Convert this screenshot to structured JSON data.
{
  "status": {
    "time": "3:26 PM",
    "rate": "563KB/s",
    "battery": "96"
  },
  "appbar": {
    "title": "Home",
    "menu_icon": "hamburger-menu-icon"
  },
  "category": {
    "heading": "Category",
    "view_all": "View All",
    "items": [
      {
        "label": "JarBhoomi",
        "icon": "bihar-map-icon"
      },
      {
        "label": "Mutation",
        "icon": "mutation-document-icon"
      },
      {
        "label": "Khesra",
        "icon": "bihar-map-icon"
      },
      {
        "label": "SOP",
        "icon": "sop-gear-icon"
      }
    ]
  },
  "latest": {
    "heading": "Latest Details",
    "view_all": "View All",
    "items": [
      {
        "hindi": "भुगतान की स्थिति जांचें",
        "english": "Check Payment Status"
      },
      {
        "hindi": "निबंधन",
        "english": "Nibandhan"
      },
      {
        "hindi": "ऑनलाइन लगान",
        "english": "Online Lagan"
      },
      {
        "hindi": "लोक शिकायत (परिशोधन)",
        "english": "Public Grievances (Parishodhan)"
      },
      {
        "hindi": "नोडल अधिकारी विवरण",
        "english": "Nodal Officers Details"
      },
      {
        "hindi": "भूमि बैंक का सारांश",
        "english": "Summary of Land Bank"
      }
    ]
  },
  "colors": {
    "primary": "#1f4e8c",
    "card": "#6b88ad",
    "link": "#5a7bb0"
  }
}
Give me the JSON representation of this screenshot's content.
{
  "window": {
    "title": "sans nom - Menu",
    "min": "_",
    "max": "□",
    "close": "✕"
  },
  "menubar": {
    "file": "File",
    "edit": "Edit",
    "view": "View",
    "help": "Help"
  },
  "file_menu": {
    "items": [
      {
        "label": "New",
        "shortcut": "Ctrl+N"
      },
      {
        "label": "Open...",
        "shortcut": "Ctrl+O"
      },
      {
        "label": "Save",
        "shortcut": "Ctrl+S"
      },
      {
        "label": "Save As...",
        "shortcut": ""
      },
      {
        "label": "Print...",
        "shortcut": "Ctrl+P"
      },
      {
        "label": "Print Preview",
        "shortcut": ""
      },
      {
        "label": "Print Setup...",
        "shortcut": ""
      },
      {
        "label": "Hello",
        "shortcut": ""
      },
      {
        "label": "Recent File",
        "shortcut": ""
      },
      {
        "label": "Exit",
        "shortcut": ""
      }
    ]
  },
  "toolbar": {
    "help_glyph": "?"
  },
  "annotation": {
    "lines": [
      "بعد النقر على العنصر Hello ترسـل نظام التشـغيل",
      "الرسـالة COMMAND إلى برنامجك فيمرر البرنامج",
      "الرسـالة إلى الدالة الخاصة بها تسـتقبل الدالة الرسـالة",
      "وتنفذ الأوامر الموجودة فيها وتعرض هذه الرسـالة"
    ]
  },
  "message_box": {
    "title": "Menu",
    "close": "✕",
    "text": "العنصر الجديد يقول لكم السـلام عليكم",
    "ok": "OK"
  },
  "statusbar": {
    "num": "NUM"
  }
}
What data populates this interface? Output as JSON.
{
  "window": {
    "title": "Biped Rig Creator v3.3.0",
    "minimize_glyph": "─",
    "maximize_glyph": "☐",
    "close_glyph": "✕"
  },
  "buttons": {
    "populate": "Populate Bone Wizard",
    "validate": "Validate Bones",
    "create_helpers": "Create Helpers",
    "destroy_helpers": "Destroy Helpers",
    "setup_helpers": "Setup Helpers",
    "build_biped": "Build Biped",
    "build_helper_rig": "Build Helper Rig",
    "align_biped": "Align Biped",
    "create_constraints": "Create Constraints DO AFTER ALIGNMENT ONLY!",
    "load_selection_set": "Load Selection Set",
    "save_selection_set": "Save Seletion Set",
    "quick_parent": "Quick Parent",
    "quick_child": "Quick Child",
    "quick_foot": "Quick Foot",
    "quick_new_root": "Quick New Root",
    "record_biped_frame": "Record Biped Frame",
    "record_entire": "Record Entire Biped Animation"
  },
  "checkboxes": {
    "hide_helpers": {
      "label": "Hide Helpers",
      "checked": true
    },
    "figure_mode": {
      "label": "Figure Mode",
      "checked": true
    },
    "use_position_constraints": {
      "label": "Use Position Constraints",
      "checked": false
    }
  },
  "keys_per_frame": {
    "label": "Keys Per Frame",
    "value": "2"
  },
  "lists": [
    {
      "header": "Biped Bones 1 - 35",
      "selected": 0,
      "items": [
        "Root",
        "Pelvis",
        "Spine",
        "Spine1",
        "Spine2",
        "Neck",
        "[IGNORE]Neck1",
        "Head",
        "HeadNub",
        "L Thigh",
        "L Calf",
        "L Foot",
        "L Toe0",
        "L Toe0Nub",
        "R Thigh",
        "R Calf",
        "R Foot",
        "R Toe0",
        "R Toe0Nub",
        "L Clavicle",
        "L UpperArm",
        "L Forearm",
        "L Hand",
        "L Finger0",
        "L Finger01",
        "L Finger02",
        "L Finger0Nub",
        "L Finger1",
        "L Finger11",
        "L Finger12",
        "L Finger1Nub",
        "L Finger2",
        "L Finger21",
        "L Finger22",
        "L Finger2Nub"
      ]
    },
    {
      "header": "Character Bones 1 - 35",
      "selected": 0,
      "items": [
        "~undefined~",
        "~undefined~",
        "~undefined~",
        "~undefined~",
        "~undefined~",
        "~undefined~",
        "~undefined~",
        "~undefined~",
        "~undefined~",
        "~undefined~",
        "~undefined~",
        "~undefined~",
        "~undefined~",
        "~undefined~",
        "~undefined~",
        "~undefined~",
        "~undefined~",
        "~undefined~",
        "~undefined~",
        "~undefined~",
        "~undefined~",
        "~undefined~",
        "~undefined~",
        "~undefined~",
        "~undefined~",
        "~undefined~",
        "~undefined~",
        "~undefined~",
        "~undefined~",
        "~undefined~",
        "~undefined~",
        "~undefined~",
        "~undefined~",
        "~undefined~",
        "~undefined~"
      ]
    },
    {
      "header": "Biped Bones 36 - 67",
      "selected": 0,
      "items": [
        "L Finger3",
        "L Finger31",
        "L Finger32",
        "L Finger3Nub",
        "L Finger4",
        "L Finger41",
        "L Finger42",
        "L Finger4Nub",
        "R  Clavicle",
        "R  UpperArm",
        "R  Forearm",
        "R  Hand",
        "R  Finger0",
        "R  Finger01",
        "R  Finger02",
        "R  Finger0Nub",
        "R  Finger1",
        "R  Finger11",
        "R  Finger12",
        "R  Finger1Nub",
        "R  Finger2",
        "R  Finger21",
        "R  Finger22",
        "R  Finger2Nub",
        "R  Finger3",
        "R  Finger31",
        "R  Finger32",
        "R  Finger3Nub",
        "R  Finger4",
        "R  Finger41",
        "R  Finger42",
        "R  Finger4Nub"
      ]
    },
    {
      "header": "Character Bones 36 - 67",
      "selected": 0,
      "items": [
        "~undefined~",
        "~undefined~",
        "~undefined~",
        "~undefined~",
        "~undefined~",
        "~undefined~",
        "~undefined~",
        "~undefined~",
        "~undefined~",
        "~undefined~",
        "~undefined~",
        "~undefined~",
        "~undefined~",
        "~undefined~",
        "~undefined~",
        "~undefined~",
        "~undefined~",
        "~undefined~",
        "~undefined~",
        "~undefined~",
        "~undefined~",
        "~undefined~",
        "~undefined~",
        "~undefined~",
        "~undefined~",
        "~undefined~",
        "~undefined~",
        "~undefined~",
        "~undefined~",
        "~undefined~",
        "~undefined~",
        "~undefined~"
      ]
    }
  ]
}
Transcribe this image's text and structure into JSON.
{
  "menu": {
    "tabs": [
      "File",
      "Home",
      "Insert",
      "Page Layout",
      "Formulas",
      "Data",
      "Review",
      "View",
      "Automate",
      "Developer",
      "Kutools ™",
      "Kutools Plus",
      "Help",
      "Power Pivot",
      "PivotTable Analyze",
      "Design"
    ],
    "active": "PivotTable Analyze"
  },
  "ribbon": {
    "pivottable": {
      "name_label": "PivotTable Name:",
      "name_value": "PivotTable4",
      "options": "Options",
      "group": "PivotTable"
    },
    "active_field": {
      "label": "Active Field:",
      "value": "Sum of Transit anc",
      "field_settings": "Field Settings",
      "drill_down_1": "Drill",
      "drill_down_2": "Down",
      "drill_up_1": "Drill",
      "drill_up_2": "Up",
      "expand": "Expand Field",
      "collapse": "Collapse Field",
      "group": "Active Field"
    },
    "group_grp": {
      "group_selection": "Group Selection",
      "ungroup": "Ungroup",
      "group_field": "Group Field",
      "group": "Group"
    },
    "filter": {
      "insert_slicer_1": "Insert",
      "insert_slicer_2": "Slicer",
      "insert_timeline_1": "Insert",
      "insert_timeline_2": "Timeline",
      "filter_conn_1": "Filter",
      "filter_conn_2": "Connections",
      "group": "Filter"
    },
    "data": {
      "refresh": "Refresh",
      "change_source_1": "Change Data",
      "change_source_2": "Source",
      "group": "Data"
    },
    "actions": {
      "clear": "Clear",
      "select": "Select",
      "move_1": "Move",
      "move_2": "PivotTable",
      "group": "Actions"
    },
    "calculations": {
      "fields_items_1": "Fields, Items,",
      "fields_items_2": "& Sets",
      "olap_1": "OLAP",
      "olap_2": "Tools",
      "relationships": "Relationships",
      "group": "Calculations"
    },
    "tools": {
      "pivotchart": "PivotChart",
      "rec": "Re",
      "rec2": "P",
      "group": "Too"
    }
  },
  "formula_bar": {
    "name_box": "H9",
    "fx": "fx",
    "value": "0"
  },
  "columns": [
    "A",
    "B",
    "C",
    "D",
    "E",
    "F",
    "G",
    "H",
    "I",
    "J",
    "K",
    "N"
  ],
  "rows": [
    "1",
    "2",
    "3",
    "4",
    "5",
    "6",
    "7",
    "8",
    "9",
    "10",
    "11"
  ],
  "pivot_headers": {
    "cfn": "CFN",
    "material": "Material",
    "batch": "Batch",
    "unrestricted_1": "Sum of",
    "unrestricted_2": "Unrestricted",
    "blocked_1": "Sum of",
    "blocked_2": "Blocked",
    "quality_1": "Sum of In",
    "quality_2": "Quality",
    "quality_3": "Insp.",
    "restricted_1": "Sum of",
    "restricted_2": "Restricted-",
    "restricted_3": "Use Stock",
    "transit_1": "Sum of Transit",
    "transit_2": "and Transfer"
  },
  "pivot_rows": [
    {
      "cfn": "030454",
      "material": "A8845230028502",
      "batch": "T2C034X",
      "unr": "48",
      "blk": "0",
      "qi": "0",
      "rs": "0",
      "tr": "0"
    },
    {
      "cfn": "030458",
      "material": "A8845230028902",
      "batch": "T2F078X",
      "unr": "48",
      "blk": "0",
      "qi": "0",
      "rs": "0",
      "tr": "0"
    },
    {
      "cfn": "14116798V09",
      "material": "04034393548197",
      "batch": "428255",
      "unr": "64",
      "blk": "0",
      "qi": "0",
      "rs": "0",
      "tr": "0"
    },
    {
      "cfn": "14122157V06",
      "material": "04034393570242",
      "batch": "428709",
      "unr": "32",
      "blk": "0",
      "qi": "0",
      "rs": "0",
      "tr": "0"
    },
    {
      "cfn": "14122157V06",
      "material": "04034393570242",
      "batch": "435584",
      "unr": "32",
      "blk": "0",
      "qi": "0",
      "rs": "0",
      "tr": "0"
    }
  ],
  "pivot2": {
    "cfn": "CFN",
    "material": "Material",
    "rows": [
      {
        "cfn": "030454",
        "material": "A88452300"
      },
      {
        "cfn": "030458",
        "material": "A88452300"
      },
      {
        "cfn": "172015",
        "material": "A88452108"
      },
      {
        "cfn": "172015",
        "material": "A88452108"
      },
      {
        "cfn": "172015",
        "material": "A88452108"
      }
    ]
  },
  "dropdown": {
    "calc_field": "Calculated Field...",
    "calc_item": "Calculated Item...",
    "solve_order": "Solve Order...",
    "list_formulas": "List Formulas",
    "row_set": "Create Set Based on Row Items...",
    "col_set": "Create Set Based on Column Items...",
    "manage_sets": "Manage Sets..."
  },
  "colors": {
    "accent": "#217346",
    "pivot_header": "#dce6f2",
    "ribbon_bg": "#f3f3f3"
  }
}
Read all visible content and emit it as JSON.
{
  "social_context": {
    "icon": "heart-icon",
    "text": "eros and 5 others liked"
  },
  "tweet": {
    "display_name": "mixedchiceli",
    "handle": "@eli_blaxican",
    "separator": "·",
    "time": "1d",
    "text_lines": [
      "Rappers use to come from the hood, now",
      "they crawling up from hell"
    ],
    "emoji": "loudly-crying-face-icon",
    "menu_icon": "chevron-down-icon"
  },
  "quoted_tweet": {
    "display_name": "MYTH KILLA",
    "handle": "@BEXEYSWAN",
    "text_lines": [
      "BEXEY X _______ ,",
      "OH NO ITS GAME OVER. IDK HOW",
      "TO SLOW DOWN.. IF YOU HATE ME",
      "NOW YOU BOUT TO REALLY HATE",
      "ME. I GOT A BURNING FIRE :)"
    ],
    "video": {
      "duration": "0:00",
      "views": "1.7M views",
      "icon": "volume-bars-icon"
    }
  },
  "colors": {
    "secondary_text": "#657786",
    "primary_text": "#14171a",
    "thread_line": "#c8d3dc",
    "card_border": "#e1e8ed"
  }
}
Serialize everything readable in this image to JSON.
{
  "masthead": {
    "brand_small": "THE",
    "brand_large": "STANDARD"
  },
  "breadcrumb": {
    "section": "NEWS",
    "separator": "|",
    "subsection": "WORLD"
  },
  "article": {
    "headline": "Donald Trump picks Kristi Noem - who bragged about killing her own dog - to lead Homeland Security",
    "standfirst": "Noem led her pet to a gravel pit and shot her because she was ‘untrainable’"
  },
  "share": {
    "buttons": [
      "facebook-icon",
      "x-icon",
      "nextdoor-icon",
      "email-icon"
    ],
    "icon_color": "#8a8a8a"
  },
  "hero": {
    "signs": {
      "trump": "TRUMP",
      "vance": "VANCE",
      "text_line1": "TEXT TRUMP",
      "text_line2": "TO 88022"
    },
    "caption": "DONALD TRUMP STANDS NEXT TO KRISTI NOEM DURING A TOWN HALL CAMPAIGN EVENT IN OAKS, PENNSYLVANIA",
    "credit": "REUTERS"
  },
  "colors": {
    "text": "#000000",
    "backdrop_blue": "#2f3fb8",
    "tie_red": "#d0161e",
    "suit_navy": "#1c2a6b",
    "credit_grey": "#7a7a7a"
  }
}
* * *
Only the count is needed: the number of lines in the data that include the word "from".

2